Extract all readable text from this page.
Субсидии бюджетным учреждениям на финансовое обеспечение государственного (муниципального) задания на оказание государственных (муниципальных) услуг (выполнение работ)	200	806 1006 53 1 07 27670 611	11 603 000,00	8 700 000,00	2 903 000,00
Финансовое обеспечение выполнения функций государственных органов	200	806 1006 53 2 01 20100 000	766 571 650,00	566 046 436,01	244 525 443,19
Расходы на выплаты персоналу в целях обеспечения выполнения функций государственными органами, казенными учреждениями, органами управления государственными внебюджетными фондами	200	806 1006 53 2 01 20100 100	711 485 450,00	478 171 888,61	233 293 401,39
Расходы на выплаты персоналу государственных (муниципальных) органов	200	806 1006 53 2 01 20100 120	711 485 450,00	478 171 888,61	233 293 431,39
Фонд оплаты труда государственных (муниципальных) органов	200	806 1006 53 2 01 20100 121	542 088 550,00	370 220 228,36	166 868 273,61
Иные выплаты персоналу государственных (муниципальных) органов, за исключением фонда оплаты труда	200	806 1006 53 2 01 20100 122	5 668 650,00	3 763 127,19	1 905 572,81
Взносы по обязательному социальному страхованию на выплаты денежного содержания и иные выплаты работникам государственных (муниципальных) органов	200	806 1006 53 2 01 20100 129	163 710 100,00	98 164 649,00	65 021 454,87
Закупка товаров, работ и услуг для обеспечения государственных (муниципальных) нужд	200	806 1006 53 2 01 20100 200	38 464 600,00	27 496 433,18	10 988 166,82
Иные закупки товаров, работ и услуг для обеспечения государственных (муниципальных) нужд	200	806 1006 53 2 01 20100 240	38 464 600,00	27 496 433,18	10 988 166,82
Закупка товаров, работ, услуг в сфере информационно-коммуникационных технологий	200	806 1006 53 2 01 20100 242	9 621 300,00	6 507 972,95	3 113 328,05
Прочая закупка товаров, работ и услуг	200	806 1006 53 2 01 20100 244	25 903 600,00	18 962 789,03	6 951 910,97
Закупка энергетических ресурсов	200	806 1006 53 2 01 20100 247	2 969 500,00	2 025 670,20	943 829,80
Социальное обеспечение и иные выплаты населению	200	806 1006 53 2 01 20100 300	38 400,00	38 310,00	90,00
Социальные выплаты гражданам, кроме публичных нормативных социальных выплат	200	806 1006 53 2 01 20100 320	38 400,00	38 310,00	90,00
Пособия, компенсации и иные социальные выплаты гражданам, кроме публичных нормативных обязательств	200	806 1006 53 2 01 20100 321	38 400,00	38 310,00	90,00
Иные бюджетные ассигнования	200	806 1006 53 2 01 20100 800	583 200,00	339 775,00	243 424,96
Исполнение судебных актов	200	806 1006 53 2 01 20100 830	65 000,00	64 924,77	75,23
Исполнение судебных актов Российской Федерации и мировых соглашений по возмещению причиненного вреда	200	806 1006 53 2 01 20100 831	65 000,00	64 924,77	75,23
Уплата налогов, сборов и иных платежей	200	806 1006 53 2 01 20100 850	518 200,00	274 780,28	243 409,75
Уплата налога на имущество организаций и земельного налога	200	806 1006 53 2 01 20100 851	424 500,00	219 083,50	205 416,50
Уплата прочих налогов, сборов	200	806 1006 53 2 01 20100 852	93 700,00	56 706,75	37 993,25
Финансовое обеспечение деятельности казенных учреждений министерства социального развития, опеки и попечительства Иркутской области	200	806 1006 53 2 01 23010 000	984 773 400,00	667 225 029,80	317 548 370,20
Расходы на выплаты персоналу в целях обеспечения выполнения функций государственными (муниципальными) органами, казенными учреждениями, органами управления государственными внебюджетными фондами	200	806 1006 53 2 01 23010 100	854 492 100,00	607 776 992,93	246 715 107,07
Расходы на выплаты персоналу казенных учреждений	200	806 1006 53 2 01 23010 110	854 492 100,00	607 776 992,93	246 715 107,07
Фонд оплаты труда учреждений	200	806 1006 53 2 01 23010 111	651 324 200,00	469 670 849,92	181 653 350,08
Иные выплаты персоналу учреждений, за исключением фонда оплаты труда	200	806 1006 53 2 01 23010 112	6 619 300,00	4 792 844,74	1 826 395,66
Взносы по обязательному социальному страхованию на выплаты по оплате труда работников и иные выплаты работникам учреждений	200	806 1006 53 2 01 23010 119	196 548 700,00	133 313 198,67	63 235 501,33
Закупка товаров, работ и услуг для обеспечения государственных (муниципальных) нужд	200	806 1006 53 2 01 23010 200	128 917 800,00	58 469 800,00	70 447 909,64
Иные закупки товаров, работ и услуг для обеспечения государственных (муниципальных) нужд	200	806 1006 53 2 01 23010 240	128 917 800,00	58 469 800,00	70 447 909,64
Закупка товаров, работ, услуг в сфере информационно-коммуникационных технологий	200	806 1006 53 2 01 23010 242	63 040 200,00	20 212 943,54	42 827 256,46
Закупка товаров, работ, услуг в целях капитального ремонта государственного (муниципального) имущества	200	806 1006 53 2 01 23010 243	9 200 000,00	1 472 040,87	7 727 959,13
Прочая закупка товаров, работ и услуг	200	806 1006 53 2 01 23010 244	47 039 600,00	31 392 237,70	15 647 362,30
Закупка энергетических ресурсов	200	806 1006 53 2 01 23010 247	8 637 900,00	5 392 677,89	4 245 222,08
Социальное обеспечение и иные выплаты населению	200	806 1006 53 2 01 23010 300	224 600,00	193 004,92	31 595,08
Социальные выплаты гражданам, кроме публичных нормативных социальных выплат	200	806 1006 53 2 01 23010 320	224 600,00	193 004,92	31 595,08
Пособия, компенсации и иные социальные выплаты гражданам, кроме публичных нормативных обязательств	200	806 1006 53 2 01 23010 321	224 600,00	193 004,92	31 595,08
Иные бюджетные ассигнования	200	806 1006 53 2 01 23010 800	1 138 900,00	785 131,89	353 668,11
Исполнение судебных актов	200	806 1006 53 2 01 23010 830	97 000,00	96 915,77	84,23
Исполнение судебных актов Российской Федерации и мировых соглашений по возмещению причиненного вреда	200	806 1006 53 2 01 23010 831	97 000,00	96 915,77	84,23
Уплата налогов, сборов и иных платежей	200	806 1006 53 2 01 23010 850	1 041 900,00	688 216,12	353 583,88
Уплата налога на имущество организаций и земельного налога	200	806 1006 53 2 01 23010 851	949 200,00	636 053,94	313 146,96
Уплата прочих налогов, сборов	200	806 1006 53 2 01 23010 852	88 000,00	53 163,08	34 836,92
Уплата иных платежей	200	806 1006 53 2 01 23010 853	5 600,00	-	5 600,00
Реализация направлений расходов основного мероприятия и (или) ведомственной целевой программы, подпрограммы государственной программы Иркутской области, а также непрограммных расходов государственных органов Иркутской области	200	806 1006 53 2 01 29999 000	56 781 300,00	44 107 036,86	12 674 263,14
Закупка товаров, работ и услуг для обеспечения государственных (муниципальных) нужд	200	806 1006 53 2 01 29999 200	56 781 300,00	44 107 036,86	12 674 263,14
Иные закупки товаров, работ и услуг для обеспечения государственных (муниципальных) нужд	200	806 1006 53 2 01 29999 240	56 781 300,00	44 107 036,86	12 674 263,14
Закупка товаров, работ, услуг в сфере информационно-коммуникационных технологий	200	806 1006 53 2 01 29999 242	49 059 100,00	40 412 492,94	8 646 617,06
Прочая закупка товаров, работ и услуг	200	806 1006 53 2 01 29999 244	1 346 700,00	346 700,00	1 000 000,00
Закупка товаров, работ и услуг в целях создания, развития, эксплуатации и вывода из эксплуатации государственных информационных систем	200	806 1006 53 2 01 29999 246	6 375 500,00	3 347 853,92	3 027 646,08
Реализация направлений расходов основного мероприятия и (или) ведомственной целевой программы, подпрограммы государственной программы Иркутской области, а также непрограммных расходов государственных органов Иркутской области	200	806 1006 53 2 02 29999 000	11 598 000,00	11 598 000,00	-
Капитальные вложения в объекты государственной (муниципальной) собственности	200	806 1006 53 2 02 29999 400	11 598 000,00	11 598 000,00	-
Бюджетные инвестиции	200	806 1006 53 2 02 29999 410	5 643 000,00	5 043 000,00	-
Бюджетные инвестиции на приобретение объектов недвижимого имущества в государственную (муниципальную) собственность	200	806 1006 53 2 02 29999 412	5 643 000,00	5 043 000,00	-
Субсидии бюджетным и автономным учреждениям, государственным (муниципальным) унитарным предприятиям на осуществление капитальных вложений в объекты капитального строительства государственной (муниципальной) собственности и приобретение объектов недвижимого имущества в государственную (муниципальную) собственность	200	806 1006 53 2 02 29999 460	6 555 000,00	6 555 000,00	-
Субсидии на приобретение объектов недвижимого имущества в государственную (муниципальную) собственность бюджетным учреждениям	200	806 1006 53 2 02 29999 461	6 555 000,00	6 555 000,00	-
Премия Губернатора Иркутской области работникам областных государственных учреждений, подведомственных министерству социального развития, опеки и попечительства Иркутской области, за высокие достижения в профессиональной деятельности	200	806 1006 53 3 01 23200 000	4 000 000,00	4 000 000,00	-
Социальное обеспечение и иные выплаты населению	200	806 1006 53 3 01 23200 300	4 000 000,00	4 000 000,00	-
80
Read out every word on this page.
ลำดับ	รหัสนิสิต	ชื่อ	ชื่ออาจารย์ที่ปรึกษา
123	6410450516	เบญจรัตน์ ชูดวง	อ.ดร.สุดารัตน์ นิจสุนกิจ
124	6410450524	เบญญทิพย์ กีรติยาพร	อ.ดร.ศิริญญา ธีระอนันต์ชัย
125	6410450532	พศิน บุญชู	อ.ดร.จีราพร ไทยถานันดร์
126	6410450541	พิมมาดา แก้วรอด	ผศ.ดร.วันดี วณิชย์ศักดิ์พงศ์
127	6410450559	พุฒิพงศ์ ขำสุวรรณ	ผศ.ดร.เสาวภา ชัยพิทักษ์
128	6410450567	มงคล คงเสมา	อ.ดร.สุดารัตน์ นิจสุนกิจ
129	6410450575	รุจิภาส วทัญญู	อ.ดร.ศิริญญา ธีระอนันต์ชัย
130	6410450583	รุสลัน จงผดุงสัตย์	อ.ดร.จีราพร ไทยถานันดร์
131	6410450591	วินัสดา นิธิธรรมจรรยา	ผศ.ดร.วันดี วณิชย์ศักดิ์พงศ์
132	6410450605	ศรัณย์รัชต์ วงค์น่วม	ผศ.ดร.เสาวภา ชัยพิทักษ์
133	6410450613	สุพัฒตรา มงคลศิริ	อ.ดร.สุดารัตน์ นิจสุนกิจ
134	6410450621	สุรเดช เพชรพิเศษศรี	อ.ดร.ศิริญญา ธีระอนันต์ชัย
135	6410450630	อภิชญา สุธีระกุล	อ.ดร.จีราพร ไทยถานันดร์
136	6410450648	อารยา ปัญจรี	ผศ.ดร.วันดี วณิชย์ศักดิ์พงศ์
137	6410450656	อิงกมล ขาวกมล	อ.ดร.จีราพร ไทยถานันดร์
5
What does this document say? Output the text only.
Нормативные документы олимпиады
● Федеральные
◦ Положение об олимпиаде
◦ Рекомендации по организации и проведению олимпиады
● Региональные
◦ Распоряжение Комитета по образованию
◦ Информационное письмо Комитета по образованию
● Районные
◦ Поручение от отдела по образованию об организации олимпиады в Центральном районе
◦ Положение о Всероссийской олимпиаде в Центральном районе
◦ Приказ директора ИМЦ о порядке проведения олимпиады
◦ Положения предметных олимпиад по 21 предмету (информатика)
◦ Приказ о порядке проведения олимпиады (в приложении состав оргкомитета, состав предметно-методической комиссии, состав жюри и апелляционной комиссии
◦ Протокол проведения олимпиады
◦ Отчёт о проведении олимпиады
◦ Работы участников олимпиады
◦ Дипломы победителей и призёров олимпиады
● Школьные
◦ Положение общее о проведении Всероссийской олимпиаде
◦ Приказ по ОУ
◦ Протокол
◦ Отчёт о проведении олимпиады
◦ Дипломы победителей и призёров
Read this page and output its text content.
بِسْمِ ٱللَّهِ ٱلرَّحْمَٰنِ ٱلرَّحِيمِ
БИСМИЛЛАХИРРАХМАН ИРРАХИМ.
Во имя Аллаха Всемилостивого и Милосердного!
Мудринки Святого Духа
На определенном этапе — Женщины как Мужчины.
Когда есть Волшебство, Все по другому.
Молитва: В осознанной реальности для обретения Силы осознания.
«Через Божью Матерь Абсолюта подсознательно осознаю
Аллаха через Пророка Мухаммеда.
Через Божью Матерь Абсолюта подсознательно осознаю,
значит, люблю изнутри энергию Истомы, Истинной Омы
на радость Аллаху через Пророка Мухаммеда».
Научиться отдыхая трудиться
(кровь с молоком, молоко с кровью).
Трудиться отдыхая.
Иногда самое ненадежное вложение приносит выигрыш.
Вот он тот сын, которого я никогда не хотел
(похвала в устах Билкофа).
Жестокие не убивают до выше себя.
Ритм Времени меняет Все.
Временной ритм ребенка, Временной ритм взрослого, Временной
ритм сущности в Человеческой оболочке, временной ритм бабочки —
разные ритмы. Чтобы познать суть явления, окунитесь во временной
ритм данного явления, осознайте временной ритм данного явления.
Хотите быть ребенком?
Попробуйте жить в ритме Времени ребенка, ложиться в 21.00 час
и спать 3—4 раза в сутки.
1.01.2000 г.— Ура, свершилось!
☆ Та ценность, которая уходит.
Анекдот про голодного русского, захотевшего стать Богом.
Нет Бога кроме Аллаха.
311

====

• **JOB**
Write out each line of the data that holds the string "также".

• **EXERCISE RESPONSE**
Реализация направлений расходов основного мероприятия и (или) ведомственной целевой программы, подпрограммы государственной программы Иркутской области, а также непрограммных расходов государственных органов Иркутской области	200	806 1006 53 2 01 29999 000	56 781 300,00	44 107 036,86	12 674 263,14
Реализация направлений расходов основного мероприятия и (или) ведомственной целевой программы, подпрограммы государственной программы Иркутской области, а также непрограммных расходов государственных органов Иркутской области	200	806 1006 53 2 02 29999 000	11 598 000,00	11 598 000,00	-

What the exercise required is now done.